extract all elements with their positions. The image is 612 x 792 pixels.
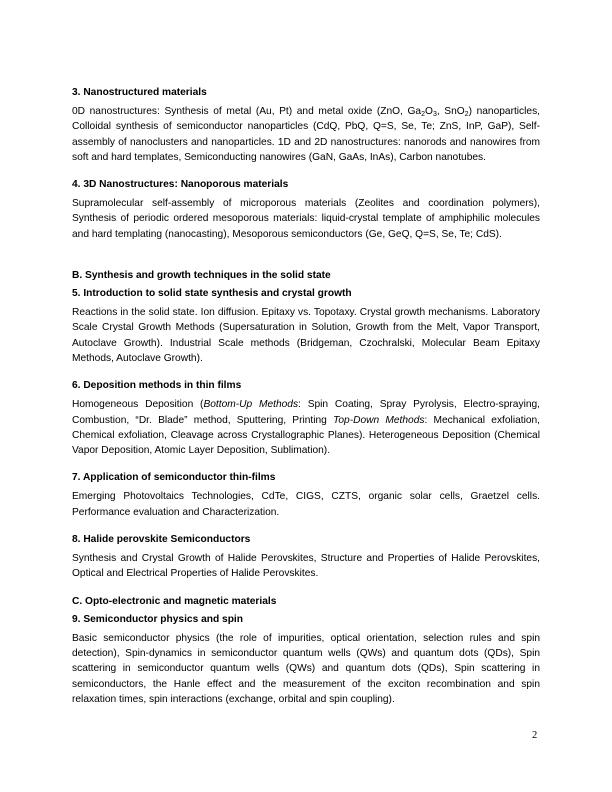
section-heading: 5. Introduction to solid state synthesis and crystal growth [72,288,352,300]
section-body: Homogeneous Deposition (Bottom-Up Methods: Spin Coating, Spray Pyrolysis, Electro-spraying, Combustion, “Dr. Blade” method, Sputtering, Printing Top-Down Methods: Mechanical exfoliation, Chemical exfoliation, Cleavage across Crystallographic Planes). Heterogeneous Deposition (Chemical Vapor Deposition, Atomic Layer Deposition, Sublimation). [72,399,541,457]
section-7 [72,471,540,520]
section-8 [72,533,540,582]
part-c-title: C. Opto-electronic and magnetic materials [72,595,277,607]
section-heading: 9. Semiconductor physics and spin [72,613,243,625]
section-heading: 6. Deposition methods in thin films [72,380,242,392]
page-content [72,86,540,720]
section-body: 0D nanostructures: Synthesis of metal (Au, Pt) and metal oxide (ZnO, $Ga_2O_3$, SnO$_2$) nanoparticles, Colloidal synthesis of semiconductor nanoparticles (CdQ, PbQ, Q=S, Se, Te; ZnS, InP, GaP), Self-assembly of nanoclusters and nanoparticles. 1D and 2D nanostructures: nanorods and nanowires from soft and hard templates, Semiconducting nanowires (GaN, GaAs, InAs), Carbon nanotubes. [72,106,541,163]
section-body: Reactions in the solid state. Ion diffusion. Epitaxy vs. Topotaxy. Crystal growth mechanisms. Laboratory Scale Crystal Growth Methods (Supersaturation in Solution, Growth from the Melt, Vapor Transport, Autoclave Growth). Industrial Scale methods (Bridgeman, Czochralski, Molecular Beam Epitaxy Methods, Autoclave Growth). [72,307,540,364]
section-6 [72,379,540,458]
section-body: Synthesis and Crystal Growth of Halide Perovskites, Structure and Properties of Halide Perovskites, Optical and Electrical Properties of Halide Perovskites. [72,553,540,580]
section-heading: 3. Nanostructured materials [72,87,207,98]
section-heading: 8. Halide perovskite Semiconductors [72,534,251,546]
part-b-title: B. Synthesis and growth techniques in the solid state [72,270,331,282]
section-body: Basic semiconductor physics (the role of impurities, optical orientation, selection rules and spin detection), Spin-dynamics in semiconductor quantum wells (QWs) and quantum dots (QDs), Spin scattering in semiconductor quantum wells (QWs) and quantum dots (QDs), Spin scattering in semiconductors, the Hanle effect and the measurement of the exciton recombination and spin relaxation times, spin interactions (exchange, orbital and spin coupling). [72,632,540,705]
section-5 [72,287,540,366]
section-heading: 4. 3D Nanostructures: Nanoporous materials [72,179,289,191]
page-number: 2 [532,730,538,741]
section-body: Emerging Photovoltaics Technologies, CdTe, CIGS, CZTS, organic solar cells, Graetzel cells. Performance evaluation and Characterization. [72,491,540,518]
section-4 [72,178,540,242]
section-9 [72,613,540,707]
section-heading: 7. Application of semiconductor thin-films [72,472,276,484]
section-body: Supramolecular self-assembly of microporous materials (Zeolites and coordination polymers), Synthesis of periodic ordered mesoporous materials: liquid-crystal template of amphiphilic molecules and hard templating (nanocasting), Mesoporous semiconductors (Ge, GeQ, Q=S, Se, Te; CdS). [72,198,540,240]
section-3 [72,86,540,165]
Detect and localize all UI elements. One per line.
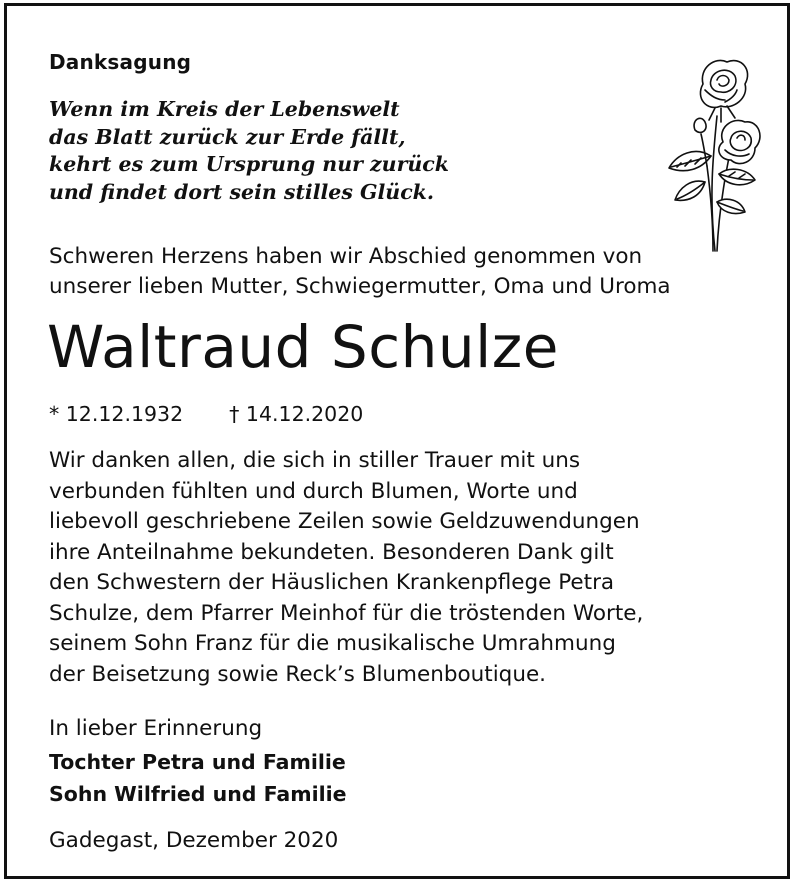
paragraph-line: den Schwestern der Häuslichen Krankenpflege Petra — [49, 570, 615, 595]
paragraph-line: verbunden fühlten und durch Blumen, Worte und — [49, 478, 578, 504]
death-date: † 14.12.2020 — [229, 402, 364, 426]
intro-text — [49, 242, 671, 302]
paragraph-line: Schulze, dem Pfarrer Meinhof für die tröstenden Worte, — [49, 600, 644, 626]
signer: Tochter Petra und Familie — [49, 750, 346, 774]
paragraph-line: liebevoll geschriebene Zeilen sowie Geldzuwendungen — [49, 509, 640, 534]
poem — [49, 96, 449, 206]
signers — [49, 746, 347, 810]
paragraph-line: seinem Sohn Franz für die musikalische Umrahmung — [49, 631, 616, 656]
poem-line: und findet dort sein stilles Glück. — [49, 179, 435, 204]
birth-date: * 12.12.1932 — [49, 402, 184, 426]
rose-illustration-icon — [655, 46, 765, 256]
deceased-name: Waltraud Schulze — [47, 313, 559, 381]
paragraph-line: der Beisetzung sowie Reck’s Blumenboutique. — [49, 661, 547, 687]
notice-heading: Danksagung — [49, 50, 192, 74]
poem-line: das Blatt zurück zur Erde fällt, — [49, 124, 406, 149]
place-and-date: Gadegast, Dezember 2020 — [49, 828, 339, 853]
intro-line: Schweren Herzens haben wir Abschied genommen von — [49, 244, 643, 269]
signer: Sohn Wilfried und Familie — [49, 782, 347, 806]
life-dates — [49, 400, 363, 428]
thanks-paragraph — [49, 446, 643, 690]
paragraph-line: ihre Anteilnahme bekundeten. Besonderen Dank gilt — [49, 539, 614, 565]
closing-phrase: In lieber Erinnerung — [49, 716, 263, 741]
intro-line: unserer lieben Mutter, Schwiegermutter, Oma und Uroma — [49, 274, 671, 299]
poem-line: Wenn im Kreis der Lebenswelt — [49, 97, 400, 121]
poem-line: kehrt es zum Ursprung nur zurück — [49, 152, 449, 176]
paragraph-line: Wir danken allen, die sich in stiller Trauer mit uns — [49, 448, 581, 473]
obituary-card — [4, 3, 790, 879]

————

> Description of the task
Make an exact copy of the listing. Do not carry over its pictures.

> Reply to the exercise
extract all elements with their positions. The image is 612 x 792 pixels.
section-heading: 5. Introduction to solid state synthesis and crystal growth [72,288,352,300]
section-body: Homogeneous Deposition (Bottom-Up Methods: Spin Coating, Spray Pyrolysis, Electro-spraying, Combustion, “Dr. Blade” method, Sputtering, Printing Top-Down Methods: Mechanical exfoliation, Chemical exfoliation, Cleavage across Crystallographic Planes). Heterogeneous Deposition (Chemical Vapor Deposition, Atomic Layer Deposition, Sublimation). [72,399,541,457]
section-7 [72,471,540,520]
section-8 [72,533,540,582]
part-c-title: C. Opto-electronic and magnetic materials [72,595,277,607]
section-heading: 9. Semiconductor physics and spin [72,613,243,625]
section-heading: 6. Deposition methods in thin films [72,380,242,392]
page-content [72,86,540,720]
section-body: 0D nanostructures: Synthesis of metal (Au, Pt) and metal oxide (ZnO, $Ga_2O_3$, SnO$_2$) nanoparticles, Colloidal synthesis of semiconductor nanoparticles (CdQ, PbQ, Q=S, Se, Te; ZnS, InP, GaP), Self-assembly of nanoclusters and nanoparticles. 1D and 2D nanostructures: nanorods and nanowires from soft and hard templates, Semiconducting nanowires (GaN, GaAs, InAs), Carbon nanotubes. [72,106,541,163]
section-body: Reactions in the solid state. Ion diffusion. Epitaxy vs. Topotaxy. Crystal growth mechanisms. Laboratory Scale Crystal Growth Methods (Supersaturation in Solution, Growth from the Melt, Vapor Transport, Autoclave Growth). Industrial Scale methods (Bridgeman, Czochralski, Molecular Beam Epitaxy Methods, Autoclave Growth). [72,307,540,364]
section-6 [72,379,540,458]
section-body: Synthesis and Crystal Growth of Halide Perovskites, Structure and Properties of Halide Perovskites, Optical and Electrical Properties of Halide Perovskites. [72,553,540,580]
section-heading: 3. Nanostructured materials [72,87,207,98]
section-heading: 8. Halide perovskite Semiconductors [72,534,251,546]
part-b-title: B. Synthesis and growth techniques in the solid state [72,270,331,282]
section-body: Basic semiconductor physics (the role of impurities, optical orientation, selection rules and spin detection), Spin-dynamics in semiconductor quantum wells (QWs) and quantum dots (QDs), Spin scattering in semiconductor quantum wells (QWs) and quantum dots (QDs), Spin scattering in semiconductors, the Hanle effect and the measurement of the exciton recombination and spin relaxation times, spin interactions (exchange, orbital and spin coupling). [72,632,540,705]
section-5 [72,287,540,366]
section-heading: 4. 3D Nanostructures: Nanoporous materials [72,179,289,191]
page-number: 2 [532,730,538,741]
section-body: Emerging Photovoltaics Technologies, CdTe, CIGS, CZTS, organic solar cells, Graetzel cells. Performance evaluation and Characterization. [72,491,540,518]
section-4 [72,178,540,242]
section-9 [72,613,540,707]
section-heading: 7. Application of semiconductor thin-films [72,472,276,484]
section-body: Supramolecular self-assembly of microporous materials (Zeolites and coordination polymers), Synthesis of periodic ordered mesoporous materials: liquid-crystal template of amphiphilic molecules and hard templating (nanocasting), Mesoporous semiconductors (Ge, GeQ, Q=S, Se, Te; CdS). [72,198,540,240]
section-3 [72,86,540,165]
Detect and localize all UI elements. One per line.
paragraph-line: den Schwestern der Häuslichen Krankenpflege Petra — [49, 570, 615, 595]
paragraph-line: verbunden fühlten und durch Blumen, Worte und — [49, 478, 578, 504]
death-date: † 14.12.2020 — [229, 402, 364, 426]
intro-text — [49, 242, 671, 302]
paragraph-line: Schulze, dem Pfarrer Meinhof für die tröstenden Worte, — [49, 600, 644, 626]
signer: Tochter Petra und Familie — [49, 750, 346, 774]
paragraph-line: liebevoll geschriebene Zeilen sowie Geldzuwendungen — [49, 509, 640, 534]
poem — [49, 96, 449, 206]
signers — [49, 746, 347, 810]
paragraph-line: seinem Sohn Franz für die musikalische Umrahmung — [49, 631, 616, 656]
poem-line: und findet dort sein stilles Glück. — [49, 179, 435, 204]
birth-date: * 12.12.1932 — [49, 402, 184, 426]
rose-illustration-icon — [655, 46, 765, 256]
deceased-name: Waltraud Schulze — [47, 313, 559, 381]
paragraph-line: der Beisetzung sowie Reck’s Blumenboutique. — [49, 661, 547, 687]
notice-heading: Danksagung — [49, 50, 192, 74]
poem-line: das Blatt zurück zur Erde fällt, — [49, 124, 406, 149]
place-and-date: Gadegast, Dezember 2020 — [49, 828, 339, 853]
intro-line: Schweren Herzens haben wir Abschied genommen von — [49, 244, 643, 269]
signer: Sohn Wilfried und Familie — [49, 782, 347, 806]
life-dates — [49, 400, 363, 428]
thanks-paragraph — [49, 446, 643, 690]
paragraph-line: ihre Anteilnahme bekundeten. Besonderen Dank gilt — [49, 539, 614, 565]
closing-phrase: In lieber Erinnerung — [49, 716, 263, 741]
intro-line: unserer lieben Mutter, Schwiegermutter, Oma und Uroma — [49, 274, 671, 299]
poem-line: Wenn im Kreis der Lebenswelt — [49, 97, 400, 121]
poem-line: kehrt es zum Ursprung nur zurück — [49, 152, 449, 176]
paragraph-line: Wir danken allen, die sich in stiller Trauer mit uns — [49, 448, 581, 473]
obituary-card — [4, 3, 790, 879]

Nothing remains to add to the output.